- _What the task asks_
Copy out each of the entries below with every "trace-line" changed to "seismogram-trace" and nothing else altered.

··· Given records ···

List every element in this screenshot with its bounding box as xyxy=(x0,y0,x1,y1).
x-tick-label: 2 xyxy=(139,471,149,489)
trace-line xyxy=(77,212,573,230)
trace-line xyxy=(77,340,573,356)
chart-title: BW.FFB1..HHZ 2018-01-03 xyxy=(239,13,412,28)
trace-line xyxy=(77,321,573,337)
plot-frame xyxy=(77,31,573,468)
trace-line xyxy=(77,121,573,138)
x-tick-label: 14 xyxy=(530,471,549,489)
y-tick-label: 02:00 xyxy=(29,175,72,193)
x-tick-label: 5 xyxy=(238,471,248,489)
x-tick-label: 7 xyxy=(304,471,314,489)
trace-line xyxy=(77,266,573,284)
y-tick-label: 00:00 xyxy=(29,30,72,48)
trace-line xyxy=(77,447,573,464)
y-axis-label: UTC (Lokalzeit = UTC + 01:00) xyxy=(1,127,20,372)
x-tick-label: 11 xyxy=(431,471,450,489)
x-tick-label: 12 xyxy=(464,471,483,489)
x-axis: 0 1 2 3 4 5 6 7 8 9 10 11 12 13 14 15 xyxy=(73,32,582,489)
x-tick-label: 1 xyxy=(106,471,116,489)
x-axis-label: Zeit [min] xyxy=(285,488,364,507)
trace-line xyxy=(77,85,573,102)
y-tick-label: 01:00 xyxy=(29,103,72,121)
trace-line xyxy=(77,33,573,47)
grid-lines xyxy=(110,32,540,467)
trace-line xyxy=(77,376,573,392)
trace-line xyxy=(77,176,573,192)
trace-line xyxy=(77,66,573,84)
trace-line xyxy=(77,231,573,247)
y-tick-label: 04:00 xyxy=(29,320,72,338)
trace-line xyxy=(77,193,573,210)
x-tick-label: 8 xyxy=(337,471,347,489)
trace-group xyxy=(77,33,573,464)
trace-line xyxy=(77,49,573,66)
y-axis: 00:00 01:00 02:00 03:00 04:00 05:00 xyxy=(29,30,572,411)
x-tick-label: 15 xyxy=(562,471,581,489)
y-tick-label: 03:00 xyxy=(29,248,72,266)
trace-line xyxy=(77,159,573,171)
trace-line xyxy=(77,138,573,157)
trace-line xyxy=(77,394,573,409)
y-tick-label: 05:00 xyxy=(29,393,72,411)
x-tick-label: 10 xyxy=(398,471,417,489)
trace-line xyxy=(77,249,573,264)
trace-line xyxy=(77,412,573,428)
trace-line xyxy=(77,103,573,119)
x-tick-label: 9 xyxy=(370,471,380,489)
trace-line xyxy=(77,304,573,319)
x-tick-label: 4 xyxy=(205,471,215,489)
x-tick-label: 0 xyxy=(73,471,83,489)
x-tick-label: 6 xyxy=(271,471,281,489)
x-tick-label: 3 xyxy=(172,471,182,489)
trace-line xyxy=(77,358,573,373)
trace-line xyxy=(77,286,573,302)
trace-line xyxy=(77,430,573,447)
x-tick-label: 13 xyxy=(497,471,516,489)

···

- _The result_
List every element in this screenshot with its bounding box as xyxy=(x0,y0,x1,y1).
x-tick-label: 2 xyxy=(139,471,149,489)
seismogram-trace xyxy=(77,212,573,230)
seismogram-trace xyxy=(77,340,573,356)
chart-title: BW.FFB1..HHZ 2018-01-03 xyxy=(239,13,412,28)
seismogram-trace xyxy=(77,321,573,337)
plot-frame xyxy=(77,31,573,468)
seismogram-trace xyxy=(77,121,573,138)
x-tick-label: 14 xyxy=(530,471,549,489)
y-tick-label: 02:00 xyxy=(29,175,72,193)
x-tick-label: 5 xyxy=(238,471,248,489)
x-tick-label: 7 xyxy=(304,471,314,489)
seismogram-trace xyxy=(77,266,573,284)
y-tick-label: 00:00 xyxy=(29,30,72,48)
seismogram-trace xyxy=(77,447,573,464)
y-axis-label: UTC (Lokalzeit = UTC + 01:00) xyxy=(1,127,20,372)
x-tick-label: 11 xyxy=(431,471,450,489)
x-tick-label: 12 xyxy=(464,471,483,489)
x-axis: 0 1 2 3 4 5 6 7 8 9 10 11 12 13 14 15 xyxy=(73,32,582,489)
x-tick-label: 1 xyxy=(106,471,116,489)
x-axis-label: Zeit [min] xyxy=(285,488,364,507)
seismogram-trace xyxy=(77,85,573,102)
y-tick-label: 01:00 xyxy=(29,103,72,121)
seismogram-trace xyxy=(77,33,573,47)
grid-lines xyxy=(110,32,540,467)
seismogram-trace xyxy=(77,376,573,392)
seismogram-trace xyxy=(77,176,573,192)
seismogram-trace xyxy=(77,66,573,84)
seismogram-trace xyxy=(77,231,573,247)
y-tick-label: 04:00 xyxy=(29,320,72,338)
seismogram-trace xyxy=(77,193,573,210)
x-tick-label: 8 xyxy=(337,471,347,489)
trace-group xyxy=(77,33,573,464)
seismogram-trace xyxy=(77,49,573,66)
y-axis: 00:00 01:00 02:00 03:00 04:00 05:00 xyxy=(29,30,572,411)
x-tick-label: 15 xyxy=(562,471,581,489)
y-tick-label: 03:00 xyxy=(29,248,72,266)
seismogram-trace xyxy=(77,159,573,171)
seismogram-trace xyxy=(77,138,573,157)
seismogram-trace xyxy=(77,394,573,409)
y-tick-label: 05:00 xyxy=(29,393,72,411)
x-tick-label: 10 xyxy=(398,471,417,489)
seismogram-trace xyxy=(77,249,573,264)
seismogram-trace xyxy=(77,412,573,428)
seismogram-trace xyxy=(77,103,573,119)
x-tick-label: 9 xyxy=(370,471,380,489)
seismogram-trace xyxy=(77,304,573,319)
x-tick-label: 4 xyxy=(205,471,215,489)
x-tick-label: 0 xyxy=(73,471,83,489)
x-tick-label: 6 xyxy=(271,471,281,489)
x-tick-label: 3 xyxy=(172,471,182,489)
seismogram-trace xyxy=(77,358,573,373)
seismogram-trace xyxy=(77,286,573,302)
seismogram-trace xyxy=(77,430,573,447)
x-tick-label: 13 xyxy=(497,471,516,489)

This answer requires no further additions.